▶ [Stated problem]: From the listing below, work out how many lines contain "партнерской". Reply with that number only.

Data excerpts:

[BEGIN]

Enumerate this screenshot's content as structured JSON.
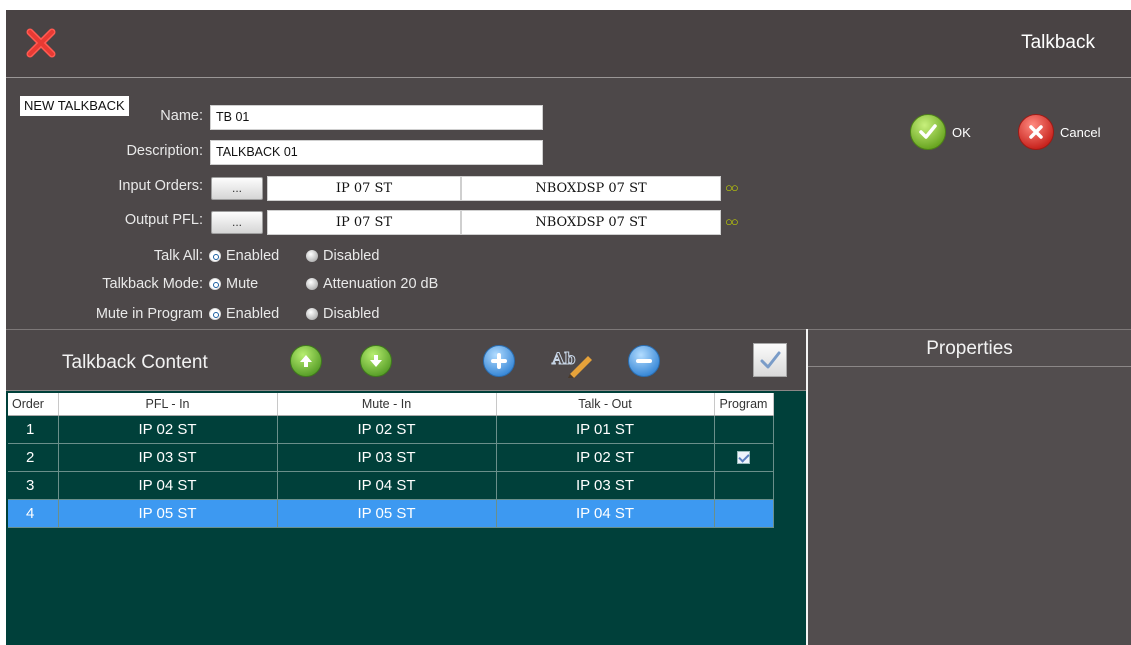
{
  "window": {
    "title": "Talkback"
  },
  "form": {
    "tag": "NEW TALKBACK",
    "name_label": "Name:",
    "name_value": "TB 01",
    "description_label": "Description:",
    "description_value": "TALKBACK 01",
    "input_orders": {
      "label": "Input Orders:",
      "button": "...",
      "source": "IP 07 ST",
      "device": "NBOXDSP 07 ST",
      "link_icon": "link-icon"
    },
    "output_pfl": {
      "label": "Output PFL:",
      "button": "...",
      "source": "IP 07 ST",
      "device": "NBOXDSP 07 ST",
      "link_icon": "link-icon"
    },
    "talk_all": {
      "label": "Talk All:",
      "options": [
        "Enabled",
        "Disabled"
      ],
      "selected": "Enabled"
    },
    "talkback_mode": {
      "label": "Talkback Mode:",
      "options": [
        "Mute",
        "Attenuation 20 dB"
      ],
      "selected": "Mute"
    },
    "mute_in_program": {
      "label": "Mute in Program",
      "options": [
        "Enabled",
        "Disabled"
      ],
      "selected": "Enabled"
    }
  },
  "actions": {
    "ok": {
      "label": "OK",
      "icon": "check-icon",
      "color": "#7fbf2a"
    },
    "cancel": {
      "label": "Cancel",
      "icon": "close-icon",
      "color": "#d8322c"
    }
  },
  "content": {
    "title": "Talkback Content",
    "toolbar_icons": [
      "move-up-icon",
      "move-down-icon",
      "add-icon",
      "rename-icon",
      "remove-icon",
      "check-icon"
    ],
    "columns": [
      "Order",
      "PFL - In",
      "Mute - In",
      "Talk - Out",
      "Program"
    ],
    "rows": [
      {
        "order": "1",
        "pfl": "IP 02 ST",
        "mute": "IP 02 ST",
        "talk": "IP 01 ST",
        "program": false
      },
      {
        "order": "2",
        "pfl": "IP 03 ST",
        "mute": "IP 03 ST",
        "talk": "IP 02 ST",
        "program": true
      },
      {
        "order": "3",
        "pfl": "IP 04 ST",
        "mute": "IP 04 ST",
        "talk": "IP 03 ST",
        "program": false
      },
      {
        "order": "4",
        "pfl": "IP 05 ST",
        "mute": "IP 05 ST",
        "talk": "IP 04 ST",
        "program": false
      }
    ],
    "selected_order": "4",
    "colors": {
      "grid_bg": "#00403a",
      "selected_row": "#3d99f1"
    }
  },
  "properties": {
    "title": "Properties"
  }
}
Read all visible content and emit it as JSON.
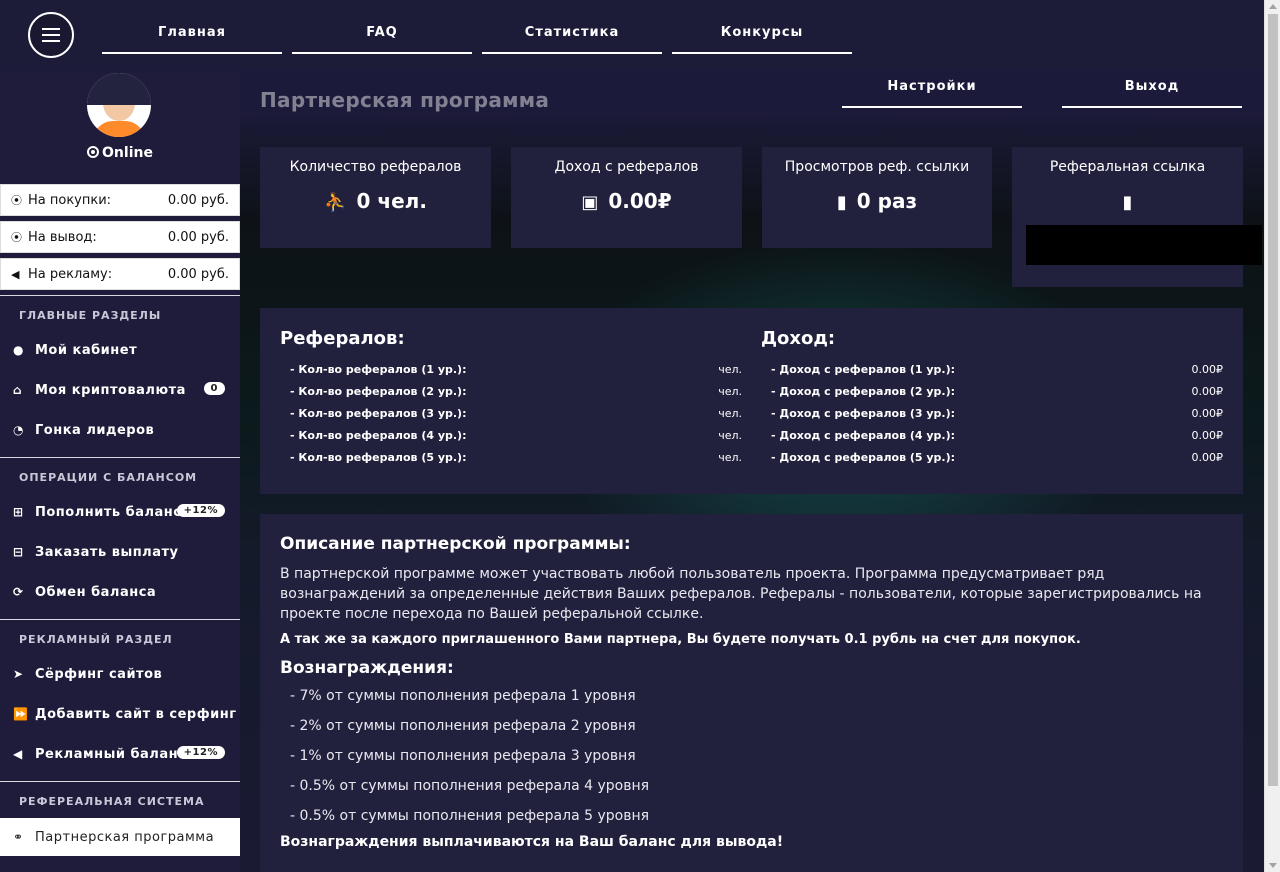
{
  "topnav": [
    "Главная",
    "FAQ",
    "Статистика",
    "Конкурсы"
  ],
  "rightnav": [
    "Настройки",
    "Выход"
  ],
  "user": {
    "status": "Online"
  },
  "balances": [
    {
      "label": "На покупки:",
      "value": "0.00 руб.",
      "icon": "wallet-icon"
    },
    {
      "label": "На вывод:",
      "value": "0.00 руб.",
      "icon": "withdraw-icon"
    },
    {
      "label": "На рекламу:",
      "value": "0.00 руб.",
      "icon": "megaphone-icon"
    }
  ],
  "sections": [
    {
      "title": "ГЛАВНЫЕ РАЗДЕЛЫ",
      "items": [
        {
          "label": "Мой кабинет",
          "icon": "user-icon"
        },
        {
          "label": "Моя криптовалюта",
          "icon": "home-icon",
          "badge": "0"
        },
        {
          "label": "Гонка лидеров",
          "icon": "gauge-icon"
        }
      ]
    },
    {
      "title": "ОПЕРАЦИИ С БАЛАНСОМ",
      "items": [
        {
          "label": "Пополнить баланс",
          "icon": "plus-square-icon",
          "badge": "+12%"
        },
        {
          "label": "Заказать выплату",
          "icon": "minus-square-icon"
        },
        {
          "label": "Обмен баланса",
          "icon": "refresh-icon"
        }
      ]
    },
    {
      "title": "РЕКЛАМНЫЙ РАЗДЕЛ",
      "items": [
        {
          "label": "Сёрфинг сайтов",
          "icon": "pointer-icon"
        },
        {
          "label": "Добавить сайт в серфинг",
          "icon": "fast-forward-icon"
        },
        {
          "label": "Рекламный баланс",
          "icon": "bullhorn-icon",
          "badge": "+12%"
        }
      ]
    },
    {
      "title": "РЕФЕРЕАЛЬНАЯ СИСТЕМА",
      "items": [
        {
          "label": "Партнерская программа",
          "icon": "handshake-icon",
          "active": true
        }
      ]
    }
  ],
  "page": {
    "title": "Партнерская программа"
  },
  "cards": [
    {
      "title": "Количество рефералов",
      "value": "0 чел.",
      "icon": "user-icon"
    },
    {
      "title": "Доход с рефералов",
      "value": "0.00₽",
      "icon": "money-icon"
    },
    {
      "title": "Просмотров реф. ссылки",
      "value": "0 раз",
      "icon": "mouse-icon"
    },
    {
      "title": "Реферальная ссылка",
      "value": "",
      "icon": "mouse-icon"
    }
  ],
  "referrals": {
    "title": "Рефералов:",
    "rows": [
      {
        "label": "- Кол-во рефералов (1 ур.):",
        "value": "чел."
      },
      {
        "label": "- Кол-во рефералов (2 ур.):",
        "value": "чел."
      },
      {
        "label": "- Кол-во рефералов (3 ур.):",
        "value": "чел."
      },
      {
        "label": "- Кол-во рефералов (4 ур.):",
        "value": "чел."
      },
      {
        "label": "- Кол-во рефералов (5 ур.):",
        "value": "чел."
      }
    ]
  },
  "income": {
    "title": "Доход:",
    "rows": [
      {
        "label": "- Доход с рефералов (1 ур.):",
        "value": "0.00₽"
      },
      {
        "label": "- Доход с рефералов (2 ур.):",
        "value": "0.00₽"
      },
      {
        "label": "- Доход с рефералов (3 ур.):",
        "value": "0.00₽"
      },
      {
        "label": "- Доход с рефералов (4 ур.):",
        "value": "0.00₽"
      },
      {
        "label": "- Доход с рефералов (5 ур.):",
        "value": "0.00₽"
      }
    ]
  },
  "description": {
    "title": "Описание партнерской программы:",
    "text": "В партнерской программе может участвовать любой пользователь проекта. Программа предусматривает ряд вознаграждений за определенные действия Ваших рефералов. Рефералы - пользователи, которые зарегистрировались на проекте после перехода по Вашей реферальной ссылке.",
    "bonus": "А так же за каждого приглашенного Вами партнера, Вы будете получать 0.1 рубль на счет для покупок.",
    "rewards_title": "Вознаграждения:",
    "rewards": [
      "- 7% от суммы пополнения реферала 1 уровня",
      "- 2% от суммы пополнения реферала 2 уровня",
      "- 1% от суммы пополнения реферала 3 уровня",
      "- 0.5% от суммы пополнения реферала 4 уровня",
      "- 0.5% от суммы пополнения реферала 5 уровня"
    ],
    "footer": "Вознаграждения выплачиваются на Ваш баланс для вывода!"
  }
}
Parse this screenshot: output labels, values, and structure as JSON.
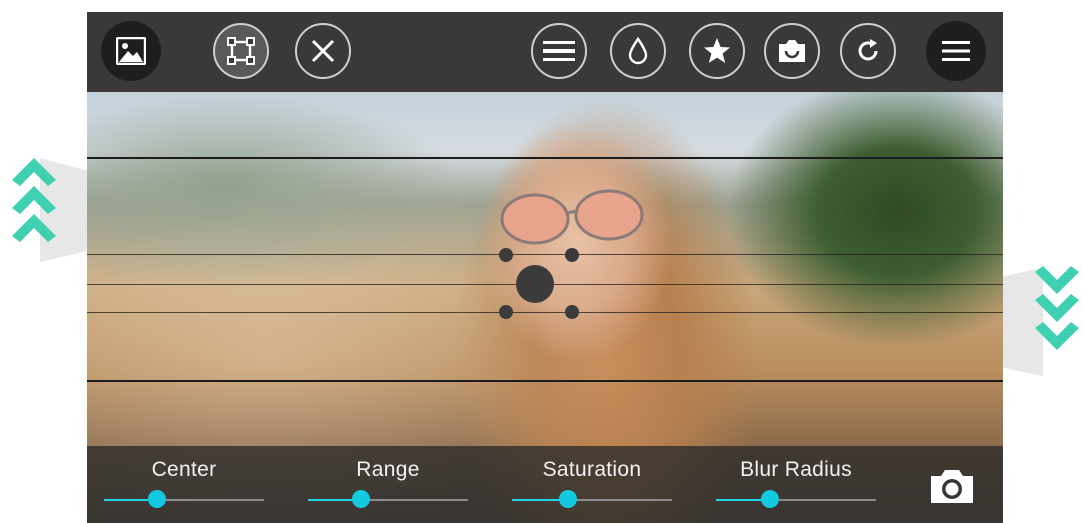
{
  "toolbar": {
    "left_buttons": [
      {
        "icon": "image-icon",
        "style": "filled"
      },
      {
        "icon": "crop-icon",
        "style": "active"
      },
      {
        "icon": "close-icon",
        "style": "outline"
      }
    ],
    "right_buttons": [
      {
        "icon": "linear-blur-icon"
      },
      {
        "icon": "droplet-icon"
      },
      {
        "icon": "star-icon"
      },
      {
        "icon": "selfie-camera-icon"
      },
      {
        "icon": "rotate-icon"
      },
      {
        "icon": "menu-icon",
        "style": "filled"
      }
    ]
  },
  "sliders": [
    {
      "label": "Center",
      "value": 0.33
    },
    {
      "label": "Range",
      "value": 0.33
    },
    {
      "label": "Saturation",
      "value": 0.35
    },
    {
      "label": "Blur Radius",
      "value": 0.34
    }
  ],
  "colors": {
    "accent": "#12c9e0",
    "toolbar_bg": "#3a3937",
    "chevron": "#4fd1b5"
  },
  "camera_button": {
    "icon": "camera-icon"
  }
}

[END]

▶ [Full response]: 2